What to produce:
Reproduce the lines verbatim, from the beginning of the records down to and including the line holding "max-cell [414, 108, 458, 186]".

Excerpts from a layout annotation set:
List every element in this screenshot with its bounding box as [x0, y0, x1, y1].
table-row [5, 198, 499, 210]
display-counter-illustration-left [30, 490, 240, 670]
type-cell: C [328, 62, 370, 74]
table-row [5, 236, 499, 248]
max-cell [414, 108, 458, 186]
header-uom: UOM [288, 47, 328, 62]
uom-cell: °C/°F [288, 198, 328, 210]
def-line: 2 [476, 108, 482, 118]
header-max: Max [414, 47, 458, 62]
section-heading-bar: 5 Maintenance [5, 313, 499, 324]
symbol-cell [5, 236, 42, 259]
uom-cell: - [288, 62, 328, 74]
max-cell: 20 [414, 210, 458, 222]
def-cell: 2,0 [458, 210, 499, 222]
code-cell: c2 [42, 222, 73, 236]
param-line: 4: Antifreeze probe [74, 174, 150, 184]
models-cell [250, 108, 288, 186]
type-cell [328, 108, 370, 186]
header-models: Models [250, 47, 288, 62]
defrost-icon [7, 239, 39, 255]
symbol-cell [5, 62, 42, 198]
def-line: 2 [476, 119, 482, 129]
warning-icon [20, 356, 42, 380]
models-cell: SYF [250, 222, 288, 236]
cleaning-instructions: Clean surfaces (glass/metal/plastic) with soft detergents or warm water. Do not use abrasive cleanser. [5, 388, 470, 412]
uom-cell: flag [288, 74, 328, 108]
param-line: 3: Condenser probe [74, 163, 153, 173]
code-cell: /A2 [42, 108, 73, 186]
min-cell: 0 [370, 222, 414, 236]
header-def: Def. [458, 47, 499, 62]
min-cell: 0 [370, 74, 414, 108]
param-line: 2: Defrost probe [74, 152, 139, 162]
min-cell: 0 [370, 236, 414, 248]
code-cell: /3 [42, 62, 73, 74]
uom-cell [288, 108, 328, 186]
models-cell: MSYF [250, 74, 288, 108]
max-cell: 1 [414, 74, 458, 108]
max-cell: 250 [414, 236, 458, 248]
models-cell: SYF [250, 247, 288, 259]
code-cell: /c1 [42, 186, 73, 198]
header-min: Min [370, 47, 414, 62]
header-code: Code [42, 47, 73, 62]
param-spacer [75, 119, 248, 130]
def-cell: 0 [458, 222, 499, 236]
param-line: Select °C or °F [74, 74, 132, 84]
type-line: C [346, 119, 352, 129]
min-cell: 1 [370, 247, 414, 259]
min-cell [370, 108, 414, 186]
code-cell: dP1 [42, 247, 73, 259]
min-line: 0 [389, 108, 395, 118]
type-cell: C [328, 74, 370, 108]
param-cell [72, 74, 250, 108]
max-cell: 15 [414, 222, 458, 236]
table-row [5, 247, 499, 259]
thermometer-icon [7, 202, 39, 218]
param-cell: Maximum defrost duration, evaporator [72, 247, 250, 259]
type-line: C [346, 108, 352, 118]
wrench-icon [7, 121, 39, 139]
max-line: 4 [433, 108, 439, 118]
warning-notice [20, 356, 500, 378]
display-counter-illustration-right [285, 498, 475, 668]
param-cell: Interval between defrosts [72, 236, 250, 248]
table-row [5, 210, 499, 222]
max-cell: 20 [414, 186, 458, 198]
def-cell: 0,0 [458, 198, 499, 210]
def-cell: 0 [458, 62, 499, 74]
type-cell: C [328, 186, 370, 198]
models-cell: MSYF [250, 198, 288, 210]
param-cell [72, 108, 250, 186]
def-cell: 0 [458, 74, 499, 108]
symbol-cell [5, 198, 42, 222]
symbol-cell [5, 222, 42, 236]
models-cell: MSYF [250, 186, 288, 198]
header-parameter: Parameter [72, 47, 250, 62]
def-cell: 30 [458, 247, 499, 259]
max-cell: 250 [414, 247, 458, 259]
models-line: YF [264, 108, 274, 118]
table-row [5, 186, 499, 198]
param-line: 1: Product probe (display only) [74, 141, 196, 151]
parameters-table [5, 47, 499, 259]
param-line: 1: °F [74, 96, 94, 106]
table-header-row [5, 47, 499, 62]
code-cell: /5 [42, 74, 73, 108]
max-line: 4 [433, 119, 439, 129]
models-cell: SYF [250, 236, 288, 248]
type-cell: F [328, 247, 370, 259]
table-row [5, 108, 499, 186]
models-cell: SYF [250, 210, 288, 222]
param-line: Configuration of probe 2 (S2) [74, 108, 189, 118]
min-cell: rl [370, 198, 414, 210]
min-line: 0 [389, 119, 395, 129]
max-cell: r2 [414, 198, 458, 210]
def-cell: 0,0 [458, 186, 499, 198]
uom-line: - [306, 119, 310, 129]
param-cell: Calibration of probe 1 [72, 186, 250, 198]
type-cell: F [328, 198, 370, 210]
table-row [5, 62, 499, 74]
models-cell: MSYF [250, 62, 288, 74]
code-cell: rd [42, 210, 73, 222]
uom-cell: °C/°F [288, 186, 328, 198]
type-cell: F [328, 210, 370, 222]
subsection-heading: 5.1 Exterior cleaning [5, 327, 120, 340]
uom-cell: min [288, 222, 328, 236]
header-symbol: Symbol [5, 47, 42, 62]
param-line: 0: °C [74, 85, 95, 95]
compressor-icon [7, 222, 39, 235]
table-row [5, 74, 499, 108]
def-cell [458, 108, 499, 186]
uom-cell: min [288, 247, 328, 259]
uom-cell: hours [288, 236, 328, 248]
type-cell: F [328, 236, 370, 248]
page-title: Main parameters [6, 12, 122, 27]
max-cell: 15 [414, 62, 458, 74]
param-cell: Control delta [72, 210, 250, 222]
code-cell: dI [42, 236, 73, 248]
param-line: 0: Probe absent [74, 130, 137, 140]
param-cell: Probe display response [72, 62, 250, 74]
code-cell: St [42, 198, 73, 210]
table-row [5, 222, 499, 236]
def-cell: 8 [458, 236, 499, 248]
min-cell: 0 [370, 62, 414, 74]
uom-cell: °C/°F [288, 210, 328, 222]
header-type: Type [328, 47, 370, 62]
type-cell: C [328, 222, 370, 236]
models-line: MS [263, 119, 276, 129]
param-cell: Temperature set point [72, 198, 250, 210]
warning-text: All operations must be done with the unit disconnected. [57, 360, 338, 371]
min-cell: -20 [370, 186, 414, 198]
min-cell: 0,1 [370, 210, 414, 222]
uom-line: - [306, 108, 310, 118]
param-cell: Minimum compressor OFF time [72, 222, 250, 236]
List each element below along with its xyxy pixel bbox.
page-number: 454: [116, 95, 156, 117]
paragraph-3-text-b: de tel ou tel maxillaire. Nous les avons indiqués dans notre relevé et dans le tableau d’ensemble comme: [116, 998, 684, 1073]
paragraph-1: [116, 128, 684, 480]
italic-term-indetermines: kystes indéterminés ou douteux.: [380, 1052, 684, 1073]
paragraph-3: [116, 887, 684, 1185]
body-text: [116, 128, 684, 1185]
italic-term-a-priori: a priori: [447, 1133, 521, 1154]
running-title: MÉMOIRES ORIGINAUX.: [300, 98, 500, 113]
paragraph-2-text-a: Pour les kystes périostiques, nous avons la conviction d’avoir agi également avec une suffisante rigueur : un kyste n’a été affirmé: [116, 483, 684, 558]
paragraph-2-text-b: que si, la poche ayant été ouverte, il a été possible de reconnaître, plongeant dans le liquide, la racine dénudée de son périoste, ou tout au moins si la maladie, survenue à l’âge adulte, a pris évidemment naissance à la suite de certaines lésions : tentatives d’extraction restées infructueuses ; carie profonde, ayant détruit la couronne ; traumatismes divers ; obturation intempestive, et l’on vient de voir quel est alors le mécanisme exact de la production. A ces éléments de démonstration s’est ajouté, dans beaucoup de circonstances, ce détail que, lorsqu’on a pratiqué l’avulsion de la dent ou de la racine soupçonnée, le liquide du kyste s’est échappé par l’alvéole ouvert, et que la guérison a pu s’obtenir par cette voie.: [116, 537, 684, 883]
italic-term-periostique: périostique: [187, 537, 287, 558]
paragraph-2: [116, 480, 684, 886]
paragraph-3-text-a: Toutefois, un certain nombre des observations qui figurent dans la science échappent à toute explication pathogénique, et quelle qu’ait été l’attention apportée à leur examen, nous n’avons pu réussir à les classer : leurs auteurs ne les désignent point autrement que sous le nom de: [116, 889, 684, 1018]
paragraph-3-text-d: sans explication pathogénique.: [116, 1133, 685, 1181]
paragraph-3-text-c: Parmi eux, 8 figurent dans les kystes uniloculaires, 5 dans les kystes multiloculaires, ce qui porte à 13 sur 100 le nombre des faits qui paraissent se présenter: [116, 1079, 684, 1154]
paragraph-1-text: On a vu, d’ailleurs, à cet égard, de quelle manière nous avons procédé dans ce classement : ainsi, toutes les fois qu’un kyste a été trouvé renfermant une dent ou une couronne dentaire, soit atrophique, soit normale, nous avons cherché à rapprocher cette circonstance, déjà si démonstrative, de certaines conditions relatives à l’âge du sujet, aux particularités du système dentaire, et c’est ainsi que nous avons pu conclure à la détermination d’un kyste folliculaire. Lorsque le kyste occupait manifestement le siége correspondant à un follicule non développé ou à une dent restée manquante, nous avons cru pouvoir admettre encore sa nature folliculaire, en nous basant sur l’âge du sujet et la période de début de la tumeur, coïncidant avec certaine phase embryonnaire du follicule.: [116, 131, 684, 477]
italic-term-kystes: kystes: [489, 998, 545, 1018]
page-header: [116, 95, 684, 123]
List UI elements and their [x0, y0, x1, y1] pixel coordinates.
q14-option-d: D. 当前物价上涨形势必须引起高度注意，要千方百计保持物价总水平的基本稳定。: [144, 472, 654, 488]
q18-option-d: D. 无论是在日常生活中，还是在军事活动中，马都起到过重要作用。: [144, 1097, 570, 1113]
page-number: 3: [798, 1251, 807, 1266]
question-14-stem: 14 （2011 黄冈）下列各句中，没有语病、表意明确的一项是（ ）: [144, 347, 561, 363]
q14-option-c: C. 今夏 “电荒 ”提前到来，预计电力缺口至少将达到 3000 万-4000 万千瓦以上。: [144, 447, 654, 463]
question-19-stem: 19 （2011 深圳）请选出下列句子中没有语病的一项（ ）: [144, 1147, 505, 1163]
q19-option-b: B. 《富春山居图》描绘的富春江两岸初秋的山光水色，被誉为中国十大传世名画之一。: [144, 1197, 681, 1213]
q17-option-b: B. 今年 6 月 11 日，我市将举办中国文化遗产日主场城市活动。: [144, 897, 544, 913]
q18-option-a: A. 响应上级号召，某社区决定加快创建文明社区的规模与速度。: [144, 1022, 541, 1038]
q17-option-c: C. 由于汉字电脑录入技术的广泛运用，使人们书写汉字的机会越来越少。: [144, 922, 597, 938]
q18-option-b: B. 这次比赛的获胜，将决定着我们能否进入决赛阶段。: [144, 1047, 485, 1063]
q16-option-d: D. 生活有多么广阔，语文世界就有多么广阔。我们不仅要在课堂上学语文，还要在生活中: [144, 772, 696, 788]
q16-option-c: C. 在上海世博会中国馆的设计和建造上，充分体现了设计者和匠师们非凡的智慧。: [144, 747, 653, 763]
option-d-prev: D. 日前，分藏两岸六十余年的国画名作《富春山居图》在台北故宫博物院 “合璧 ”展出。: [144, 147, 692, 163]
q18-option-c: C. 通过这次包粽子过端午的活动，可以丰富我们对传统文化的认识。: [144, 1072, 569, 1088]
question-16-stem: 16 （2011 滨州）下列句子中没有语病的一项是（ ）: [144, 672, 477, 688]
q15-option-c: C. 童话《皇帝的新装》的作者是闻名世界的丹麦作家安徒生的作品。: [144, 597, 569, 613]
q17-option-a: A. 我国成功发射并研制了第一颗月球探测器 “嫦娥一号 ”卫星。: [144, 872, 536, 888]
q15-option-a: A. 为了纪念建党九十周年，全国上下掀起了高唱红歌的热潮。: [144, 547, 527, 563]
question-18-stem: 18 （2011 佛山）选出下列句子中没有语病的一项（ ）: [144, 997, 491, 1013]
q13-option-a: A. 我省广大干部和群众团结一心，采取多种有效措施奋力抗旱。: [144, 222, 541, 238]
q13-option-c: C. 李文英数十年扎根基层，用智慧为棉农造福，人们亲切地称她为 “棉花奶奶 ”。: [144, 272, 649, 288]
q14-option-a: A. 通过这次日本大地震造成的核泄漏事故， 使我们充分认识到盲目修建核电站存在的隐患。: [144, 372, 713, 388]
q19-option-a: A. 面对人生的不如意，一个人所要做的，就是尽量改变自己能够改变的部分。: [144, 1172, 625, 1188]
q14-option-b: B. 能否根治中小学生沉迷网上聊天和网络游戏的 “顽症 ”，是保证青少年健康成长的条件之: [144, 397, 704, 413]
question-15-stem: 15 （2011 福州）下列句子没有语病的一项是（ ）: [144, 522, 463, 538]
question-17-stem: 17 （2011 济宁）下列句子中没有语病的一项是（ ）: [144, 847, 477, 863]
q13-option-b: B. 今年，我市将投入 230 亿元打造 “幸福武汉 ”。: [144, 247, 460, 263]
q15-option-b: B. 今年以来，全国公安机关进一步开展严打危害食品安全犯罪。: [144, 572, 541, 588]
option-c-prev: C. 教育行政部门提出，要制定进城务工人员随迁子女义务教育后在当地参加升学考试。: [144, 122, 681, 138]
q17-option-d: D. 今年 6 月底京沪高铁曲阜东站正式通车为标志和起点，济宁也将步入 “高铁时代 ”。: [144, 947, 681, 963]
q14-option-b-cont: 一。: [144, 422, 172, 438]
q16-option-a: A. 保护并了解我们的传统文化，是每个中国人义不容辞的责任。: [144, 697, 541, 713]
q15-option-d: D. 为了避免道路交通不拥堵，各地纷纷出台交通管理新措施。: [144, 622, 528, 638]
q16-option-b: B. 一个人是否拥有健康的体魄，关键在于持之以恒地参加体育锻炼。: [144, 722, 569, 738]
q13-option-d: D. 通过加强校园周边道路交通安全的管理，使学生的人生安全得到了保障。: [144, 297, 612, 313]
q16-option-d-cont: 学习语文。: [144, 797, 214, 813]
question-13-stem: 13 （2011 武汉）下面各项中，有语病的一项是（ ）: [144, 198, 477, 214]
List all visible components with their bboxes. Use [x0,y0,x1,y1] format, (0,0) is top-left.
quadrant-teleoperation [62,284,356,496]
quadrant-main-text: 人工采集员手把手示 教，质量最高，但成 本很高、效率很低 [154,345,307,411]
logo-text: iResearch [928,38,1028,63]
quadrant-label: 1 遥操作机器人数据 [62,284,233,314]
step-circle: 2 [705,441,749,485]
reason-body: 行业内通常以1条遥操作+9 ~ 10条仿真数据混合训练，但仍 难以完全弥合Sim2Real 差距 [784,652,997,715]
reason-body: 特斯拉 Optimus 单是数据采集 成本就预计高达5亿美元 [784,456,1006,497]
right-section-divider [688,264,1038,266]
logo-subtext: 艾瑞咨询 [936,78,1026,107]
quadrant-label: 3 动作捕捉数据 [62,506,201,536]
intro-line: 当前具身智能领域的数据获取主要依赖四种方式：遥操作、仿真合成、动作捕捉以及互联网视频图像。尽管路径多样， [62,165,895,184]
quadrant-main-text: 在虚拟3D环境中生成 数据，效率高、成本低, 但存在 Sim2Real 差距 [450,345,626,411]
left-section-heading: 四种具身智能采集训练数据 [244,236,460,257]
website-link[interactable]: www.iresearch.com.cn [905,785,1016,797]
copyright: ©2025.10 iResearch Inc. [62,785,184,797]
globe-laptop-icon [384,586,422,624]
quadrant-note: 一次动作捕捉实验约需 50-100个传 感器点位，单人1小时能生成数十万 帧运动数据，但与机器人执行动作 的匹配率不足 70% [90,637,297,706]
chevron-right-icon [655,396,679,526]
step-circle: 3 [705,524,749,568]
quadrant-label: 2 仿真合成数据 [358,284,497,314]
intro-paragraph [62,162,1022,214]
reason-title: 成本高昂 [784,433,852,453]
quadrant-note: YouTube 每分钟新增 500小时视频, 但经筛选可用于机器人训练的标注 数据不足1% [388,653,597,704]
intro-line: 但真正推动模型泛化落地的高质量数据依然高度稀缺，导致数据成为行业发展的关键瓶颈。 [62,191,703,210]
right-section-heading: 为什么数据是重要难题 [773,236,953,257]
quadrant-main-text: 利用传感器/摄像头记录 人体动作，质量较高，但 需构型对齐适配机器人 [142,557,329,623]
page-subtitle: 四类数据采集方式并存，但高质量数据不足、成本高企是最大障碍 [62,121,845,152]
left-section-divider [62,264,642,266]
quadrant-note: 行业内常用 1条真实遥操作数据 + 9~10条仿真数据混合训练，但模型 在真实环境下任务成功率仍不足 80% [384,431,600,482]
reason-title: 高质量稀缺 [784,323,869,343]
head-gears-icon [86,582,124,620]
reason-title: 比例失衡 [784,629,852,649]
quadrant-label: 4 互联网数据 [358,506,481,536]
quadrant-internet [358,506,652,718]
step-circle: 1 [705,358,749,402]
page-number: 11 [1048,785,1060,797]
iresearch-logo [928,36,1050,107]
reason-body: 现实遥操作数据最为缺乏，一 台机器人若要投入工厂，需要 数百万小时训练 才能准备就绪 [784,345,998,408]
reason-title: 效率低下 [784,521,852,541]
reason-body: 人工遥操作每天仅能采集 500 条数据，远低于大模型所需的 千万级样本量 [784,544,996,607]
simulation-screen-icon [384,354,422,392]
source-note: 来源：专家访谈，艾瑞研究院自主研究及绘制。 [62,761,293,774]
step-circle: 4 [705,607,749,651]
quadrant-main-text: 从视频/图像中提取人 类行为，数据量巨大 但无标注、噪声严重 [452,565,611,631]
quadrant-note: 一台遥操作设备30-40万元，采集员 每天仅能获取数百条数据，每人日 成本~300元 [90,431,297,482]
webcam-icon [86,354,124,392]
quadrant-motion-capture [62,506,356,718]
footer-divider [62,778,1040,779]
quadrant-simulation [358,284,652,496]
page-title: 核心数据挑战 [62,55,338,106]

Finished task:
List every element in this screenshot with its bounding box as [x0, y0, x1, y1].
table-row [5, 198, 499, 210]
display-counter-illustration-left [30, 490, 240, 670]
type-cell: C [328, 62, 370, 74]
table-row [5, 236, 499, 248]
max-cell [414, 108, 458, 186]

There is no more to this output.